WRITTEN INSTRUCTION:
Produce an exact copy of all the records.

DATA SHOWN:
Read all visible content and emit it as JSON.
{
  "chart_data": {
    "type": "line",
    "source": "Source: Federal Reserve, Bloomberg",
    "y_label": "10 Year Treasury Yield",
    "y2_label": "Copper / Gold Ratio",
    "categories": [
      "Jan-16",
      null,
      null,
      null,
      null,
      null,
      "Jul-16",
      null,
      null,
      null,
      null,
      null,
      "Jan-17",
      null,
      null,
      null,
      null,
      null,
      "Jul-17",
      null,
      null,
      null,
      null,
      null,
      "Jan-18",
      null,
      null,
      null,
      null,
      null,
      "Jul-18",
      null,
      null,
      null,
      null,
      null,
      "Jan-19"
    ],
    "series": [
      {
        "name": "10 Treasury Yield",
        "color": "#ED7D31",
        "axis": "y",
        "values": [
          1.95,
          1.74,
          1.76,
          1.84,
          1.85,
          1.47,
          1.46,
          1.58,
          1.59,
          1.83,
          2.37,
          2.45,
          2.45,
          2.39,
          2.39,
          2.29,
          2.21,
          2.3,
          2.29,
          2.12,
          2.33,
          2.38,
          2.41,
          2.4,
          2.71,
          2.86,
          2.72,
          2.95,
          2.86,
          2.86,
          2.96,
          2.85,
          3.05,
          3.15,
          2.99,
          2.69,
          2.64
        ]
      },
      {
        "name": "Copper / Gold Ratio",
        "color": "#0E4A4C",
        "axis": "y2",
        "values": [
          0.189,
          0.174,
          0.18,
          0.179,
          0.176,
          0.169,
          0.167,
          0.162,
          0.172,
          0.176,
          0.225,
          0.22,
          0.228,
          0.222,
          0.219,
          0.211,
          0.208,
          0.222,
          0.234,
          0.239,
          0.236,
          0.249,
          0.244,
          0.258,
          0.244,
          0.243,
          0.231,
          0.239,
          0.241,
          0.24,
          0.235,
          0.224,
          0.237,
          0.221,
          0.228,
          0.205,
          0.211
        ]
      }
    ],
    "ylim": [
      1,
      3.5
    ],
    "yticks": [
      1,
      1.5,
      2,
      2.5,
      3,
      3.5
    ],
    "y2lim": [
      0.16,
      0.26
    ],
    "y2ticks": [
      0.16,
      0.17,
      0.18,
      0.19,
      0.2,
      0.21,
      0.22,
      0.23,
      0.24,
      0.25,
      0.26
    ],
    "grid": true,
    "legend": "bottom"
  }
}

RESPONSE TO THE TASK:
Read all visible content and emit it as JSON.
{
  "chart_data": {
    "type": "line",
    "source": "Source: Federal Reserve, Bloomberg",
    "y_label": "10 Year Treasury Yield",
    "y2_label": "Copper / Gold Ratio",
    "categories": [
      "Jan-16",
      null,
      null,
      null,
      null,
      null,
      "Jul-16",
      null,
      null,
      null,
      null,
      null,
      "Jan-17",
      null,
      null,
      null,
      null,
      null,
      "Jul-17",
      null,
      null,
      null,
      null,
      null,
      "Jan-18",
      null,
      null,
      null,
      null,
      null,
      "Jul-18",
      null,
      null,
      null,
      null,
      null,
      "Jan-19"
    ],
    "series": [
      {
        "name": "10 Treasury Yield",
        "color": "#ED7D31",
        "axis": "y",
        "values": [
          1.95,
          1.74,
          1.76,
          1.84,
          1.85,
          1.47,
          1.46,
          1.58,
          1.59,
          1.83,
          2.37,
          2.45,
          2.45,
          2.39,
          2.39,
          2.29,
          2.21,
          2.3,
          2.29,
          2.12,
          2.33,
          2.38,
          2.41,
          2.4,
          2.71,
          2.86,
          2.72,
          2.95,
          2.86,
          2.86,
          2.96,
          2.85,
          3.05,
          3.15,
          2.99,
          2.69,
          2.64
        ]
      },
      {
        "name": "Copper / Gold Ratio",
        "color": "#0E4A4C",
        "axis": "y2",
        "values": [
          0.189,
          0.174,
          0.18,
          0.179,
          0.176,
          0.169,
          0.167,
          0.162,
          0.172,
          0.176,
          0.225,
          0.22,
          0.228,
          0.222,
          0.219,
          0.211,
          0.208,
          0.222,
          0.234,
          0.239,
          0.236,
          0.249,
          0.244,
          0.258,
          0.244,
          0.243,
          0.231,
          0.239,
          0.241,
          0.24,
          0.235,
          0.224,
          0.237,
          0.221,
          0.228,
          0.205,
          0.211
        ]
      }
    ],
    "ylim": [
      1,
      3.5
    ],
    "yticks": [
      1,
      1.5,
      2,
      2.5,
      3,
      3.5
    ],
    "y2lim": [
      0.16,
      0.26
    ],
    "y2ticks": [
      0.16,
      0.17,
      0.18,
      0.19,
      0.2,
      0.21,
      0.22,
      0.23,
      0.24,
      0.25,
      0.26
    ],
    "grid": true,
    "legend": "bottom"
  }
}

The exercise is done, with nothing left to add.